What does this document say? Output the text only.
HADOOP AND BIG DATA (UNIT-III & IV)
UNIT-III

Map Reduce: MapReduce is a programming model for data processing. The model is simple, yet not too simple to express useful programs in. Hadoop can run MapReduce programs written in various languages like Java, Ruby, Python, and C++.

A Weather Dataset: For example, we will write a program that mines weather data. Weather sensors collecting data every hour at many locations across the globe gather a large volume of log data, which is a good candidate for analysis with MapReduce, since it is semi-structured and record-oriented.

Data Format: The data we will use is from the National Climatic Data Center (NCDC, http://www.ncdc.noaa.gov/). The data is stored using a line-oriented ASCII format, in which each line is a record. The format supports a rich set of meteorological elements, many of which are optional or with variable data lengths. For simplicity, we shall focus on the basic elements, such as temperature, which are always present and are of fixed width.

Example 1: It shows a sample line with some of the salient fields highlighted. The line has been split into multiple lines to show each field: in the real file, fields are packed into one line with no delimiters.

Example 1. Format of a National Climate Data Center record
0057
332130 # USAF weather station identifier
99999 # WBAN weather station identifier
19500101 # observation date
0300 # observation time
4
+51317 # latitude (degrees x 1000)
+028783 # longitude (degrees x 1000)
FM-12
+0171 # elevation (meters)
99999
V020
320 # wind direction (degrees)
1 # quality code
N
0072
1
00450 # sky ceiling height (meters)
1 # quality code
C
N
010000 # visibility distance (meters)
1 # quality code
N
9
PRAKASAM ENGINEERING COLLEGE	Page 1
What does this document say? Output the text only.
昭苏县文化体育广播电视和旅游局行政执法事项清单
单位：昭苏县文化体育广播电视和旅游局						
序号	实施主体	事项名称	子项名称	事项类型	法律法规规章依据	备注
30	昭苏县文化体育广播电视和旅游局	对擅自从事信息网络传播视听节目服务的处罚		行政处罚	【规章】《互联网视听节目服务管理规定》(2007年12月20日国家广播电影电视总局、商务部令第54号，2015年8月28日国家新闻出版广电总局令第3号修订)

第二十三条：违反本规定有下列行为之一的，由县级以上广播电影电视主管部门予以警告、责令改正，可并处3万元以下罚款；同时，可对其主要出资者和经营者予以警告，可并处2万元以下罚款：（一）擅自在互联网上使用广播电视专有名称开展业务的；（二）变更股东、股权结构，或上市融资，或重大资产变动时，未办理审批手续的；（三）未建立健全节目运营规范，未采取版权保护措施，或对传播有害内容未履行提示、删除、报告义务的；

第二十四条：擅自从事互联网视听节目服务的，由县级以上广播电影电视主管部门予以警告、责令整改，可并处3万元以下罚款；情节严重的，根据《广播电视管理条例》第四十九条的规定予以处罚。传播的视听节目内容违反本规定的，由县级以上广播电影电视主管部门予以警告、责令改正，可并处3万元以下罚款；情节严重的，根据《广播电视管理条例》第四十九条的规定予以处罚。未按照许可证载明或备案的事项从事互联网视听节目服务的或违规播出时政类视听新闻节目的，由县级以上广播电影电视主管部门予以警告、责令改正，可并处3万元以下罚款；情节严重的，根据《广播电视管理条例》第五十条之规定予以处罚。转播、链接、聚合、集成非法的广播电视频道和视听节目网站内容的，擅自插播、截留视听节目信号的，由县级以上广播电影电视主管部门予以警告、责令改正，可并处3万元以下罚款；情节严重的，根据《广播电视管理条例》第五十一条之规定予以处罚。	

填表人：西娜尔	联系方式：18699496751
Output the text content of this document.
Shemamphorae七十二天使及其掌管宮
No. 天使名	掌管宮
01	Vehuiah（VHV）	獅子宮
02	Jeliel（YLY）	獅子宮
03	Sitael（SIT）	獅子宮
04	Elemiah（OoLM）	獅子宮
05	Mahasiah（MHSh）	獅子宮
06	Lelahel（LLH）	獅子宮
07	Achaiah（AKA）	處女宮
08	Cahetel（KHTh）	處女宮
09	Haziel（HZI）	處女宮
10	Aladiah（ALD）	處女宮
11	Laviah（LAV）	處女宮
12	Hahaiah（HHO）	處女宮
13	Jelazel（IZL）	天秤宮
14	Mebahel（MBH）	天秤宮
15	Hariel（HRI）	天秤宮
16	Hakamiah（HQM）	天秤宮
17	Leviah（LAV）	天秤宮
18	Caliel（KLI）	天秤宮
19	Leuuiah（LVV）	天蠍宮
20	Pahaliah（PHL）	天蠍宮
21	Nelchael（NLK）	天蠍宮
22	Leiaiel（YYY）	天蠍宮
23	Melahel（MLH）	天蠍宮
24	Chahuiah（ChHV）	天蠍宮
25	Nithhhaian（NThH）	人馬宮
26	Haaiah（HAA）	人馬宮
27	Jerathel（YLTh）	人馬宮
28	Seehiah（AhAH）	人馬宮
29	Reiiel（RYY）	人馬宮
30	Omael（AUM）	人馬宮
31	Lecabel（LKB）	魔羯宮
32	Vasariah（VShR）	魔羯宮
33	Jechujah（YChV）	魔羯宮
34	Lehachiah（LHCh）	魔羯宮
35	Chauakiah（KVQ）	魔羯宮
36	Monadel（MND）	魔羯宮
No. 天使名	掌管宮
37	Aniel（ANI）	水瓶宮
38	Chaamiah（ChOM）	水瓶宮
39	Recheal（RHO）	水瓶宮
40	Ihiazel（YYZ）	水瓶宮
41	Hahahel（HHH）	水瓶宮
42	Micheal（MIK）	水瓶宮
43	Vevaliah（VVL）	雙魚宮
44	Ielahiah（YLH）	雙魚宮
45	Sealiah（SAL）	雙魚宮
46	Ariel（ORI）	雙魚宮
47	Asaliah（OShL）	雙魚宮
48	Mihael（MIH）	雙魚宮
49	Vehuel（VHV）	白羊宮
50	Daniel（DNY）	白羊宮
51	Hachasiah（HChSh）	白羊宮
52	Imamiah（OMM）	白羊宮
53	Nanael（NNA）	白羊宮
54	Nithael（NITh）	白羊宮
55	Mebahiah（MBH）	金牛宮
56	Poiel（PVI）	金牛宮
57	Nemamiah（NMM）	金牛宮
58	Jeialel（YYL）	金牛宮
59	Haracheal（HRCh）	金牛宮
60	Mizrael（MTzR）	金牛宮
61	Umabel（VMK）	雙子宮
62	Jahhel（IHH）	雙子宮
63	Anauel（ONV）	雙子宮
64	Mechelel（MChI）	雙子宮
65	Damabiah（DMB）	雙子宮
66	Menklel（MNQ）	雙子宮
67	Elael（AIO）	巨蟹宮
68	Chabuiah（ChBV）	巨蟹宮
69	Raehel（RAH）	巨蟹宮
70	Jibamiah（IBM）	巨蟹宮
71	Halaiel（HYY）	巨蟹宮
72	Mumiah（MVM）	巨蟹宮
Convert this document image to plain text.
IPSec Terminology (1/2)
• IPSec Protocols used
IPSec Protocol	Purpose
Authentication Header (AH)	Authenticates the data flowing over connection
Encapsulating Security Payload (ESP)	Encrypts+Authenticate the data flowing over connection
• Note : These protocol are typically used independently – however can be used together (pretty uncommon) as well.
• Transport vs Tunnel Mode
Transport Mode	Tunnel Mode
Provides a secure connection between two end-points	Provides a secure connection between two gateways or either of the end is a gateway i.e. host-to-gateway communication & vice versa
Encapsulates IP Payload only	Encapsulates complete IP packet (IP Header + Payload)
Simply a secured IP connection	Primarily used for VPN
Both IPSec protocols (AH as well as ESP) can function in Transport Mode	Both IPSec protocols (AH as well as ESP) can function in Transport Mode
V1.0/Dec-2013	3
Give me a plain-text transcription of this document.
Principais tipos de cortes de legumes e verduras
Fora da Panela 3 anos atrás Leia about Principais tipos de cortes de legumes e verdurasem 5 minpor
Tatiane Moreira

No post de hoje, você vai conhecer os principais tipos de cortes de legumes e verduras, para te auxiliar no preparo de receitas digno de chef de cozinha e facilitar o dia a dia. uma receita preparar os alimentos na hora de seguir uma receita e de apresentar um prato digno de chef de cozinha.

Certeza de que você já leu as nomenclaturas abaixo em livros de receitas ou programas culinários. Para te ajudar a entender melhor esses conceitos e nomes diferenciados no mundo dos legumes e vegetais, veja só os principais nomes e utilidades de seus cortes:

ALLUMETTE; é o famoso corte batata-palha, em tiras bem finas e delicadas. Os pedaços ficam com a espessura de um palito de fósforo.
· · · · · · ·
### Your task
Locate all lines that include the word "flowing" and copy them out.

### Correct output
Authentication Header (AH)	Authenticates the data flowing over connection
Encapsulating Security Payload (ESP)	Encrypts+Authenticate the data flowing over connection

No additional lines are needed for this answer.